Start of Available records

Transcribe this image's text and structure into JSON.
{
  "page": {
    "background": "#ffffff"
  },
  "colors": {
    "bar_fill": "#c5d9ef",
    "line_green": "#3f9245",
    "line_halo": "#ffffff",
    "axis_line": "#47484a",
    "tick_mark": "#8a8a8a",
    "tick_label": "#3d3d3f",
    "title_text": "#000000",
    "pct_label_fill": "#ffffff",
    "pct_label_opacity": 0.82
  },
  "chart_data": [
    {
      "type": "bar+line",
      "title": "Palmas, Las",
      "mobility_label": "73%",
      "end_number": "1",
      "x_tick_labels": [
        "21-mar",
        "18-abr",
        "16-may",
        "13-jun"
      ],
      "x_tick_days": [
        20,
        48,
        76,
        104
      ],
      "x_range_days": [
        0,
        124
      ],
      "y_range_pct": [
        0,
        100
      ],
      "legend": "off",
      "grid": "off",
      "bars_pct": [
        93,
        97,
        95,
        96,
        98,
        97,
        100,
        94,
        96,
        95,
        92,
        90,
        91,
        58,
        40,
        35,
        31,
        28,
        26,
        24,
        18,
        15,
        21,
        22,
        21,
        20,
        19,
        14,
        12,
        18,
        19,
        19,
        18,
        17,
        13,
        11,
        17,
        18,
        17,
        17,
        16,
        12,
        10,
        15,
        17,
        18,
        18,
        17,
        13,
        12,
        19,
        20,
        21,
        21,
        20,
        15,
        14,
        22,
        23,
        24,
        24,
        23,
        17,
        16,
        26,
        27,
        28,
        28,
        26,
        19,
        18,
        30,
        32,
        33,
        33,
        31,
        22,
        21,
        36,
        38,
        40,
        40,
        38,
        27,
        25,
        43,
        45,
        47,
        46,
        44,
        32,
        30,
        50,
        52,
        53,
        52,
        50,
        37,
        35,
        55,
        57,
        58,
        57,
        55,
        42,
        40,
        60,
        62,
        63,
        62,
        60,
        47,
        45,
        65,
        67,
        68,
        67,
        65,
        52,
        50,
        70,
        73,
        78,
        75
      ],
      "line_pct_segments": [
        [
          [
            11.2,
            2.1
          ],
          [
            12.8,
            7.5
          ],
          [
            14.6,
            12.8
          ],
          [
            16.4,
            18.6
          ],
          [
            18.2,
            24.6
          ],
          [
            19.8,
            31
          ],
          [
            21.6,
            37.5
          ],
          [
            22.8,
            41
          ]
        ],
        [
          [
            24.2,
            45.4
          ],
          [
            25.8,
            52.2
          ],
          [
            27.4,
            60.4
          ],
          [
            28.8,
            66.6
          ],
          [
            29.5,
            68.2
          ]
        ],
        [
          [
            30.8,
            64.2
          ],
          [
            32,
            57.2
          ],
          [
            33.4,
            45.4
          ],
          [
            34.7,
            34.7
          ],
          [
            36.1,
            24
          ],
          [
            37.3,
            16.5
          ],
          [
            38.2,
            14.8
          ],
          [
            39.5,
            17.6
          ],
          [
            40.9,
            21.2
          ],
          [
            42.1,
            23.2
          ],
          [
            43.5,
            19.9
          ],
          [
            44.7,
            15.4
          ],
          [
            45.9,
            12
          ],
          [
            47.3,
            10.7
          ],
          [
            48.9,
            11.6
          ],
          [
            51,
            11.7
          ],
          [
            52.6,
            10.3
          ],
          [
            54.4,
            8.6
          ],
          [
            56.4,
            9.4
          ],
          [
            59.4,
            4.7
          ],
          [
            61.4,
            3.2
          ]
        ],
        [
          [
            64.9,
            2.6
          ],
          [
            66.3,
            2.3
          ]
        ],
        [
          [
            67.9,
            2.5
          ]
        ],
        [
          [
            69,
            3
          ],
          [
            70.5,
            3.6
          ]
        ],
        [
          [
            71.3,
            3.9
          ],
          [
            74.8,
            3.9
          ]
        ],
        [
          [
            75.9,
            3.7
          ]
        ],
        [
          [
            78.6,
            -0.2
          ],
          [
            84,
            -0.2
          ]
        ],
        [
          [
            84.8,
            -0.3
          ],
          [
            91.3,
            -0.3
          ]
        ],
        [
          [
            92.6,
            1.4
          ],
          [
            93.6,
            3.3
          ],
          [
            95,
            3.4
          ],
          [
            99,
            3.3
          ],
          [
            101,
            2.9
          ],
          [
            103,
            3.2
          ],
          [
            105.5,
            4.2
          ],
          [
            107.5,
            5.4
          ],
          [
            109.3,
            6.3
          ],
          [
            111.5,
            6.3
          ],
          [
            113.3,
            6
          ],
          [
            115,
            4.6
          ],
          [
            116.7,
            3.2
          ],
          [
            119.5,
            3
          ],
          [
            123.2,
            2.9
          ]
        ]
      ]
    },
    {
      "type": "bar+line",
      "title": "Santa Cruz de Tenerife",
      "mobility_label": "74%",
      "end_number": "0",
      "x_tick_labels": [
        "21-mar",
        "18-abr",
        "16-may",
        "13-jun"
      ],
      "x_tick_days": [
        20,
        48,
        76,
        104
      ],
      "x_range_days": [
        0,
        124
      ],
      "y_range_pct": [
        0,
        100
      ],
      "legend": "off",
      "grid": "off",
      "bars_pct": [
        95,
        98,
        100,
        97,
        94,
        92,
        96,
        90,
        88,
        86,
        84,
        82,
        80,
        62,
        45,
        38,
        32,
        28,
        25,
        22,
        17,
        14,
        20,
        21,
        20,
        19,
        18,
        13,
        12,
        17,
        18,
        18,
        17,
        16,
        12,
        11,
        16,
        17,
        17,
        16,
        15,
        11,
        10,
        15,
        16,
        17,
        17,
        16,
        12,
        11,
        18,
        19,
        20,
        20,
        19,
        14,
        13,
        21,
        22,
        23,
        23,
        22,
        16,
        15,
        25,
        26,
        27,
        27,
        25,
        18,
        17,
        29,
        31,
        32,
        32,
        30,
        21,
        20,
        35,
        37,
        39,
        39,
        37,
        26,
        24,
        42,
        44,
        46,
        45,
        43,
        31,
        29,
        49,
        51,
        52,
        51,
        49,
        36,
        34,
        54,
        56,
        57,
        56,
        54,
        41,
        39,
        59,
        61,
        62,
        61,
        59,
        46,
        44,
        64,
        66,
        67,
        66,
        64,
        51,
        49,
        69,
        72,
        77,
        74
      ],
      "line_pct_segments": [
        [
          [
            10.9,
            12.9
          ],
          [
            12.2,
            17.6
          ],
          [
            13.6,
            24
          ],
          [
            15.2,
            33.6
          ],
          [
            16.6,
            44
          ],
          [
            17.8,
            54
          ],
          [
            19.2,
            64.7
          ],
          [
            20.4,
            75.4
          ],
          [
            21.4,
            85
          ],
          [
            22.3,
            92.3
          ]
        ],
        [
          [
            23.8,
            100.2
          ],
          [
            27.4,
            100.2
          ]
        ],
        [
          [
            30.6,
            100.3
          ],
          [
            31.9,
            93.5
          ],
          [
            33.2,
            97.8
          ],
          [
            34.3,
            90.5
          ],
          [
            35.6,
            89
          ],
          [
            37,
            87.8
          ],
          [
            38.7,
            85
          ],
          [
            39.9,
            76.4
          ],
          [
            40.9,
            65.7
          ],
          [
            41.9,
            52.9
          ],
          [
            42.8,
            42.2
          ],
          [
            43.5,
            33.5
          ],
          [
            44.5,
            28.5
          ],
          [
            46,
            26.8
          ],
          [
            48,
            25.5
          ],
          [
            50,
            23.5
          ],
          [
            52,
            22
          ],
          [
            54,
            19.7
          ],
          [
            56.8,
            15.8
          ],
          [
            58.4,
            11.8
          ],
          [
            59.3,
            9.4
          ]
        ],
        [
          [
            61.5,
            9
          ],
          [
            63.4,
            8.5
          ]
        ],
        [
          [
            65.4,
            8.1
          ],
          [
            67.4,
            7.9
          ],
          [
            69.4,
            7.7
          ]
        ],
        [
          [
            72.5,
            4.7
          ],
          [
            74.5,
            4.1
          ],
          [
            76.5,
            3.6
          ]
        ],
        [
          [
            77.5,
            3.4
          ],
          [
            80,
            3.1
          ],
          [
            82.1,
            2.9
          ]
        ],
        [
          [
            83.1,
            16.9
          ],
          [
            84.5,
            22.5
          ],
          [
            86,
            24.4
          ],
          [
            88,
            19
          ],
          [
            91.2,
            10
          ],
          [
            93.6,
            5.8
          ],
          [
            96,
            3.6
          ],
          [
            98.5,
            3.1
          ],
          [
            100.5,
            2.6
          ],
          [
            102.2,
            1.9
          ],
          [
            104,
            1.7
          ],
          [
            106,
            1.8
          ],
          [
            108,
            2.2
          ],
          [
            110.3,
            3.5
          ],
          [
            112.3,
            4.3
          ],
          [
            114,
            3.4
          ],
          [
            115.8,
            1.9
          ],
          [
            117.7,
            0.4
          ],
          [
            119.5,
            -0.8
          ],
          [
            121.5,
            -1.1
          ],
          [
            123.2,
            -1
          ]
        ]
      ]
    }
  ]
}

End of Available records

→ **What this task involves**
Determine how many lines above contain "ffffff" as a word or string. Give the number alone.

→ **Written response**
3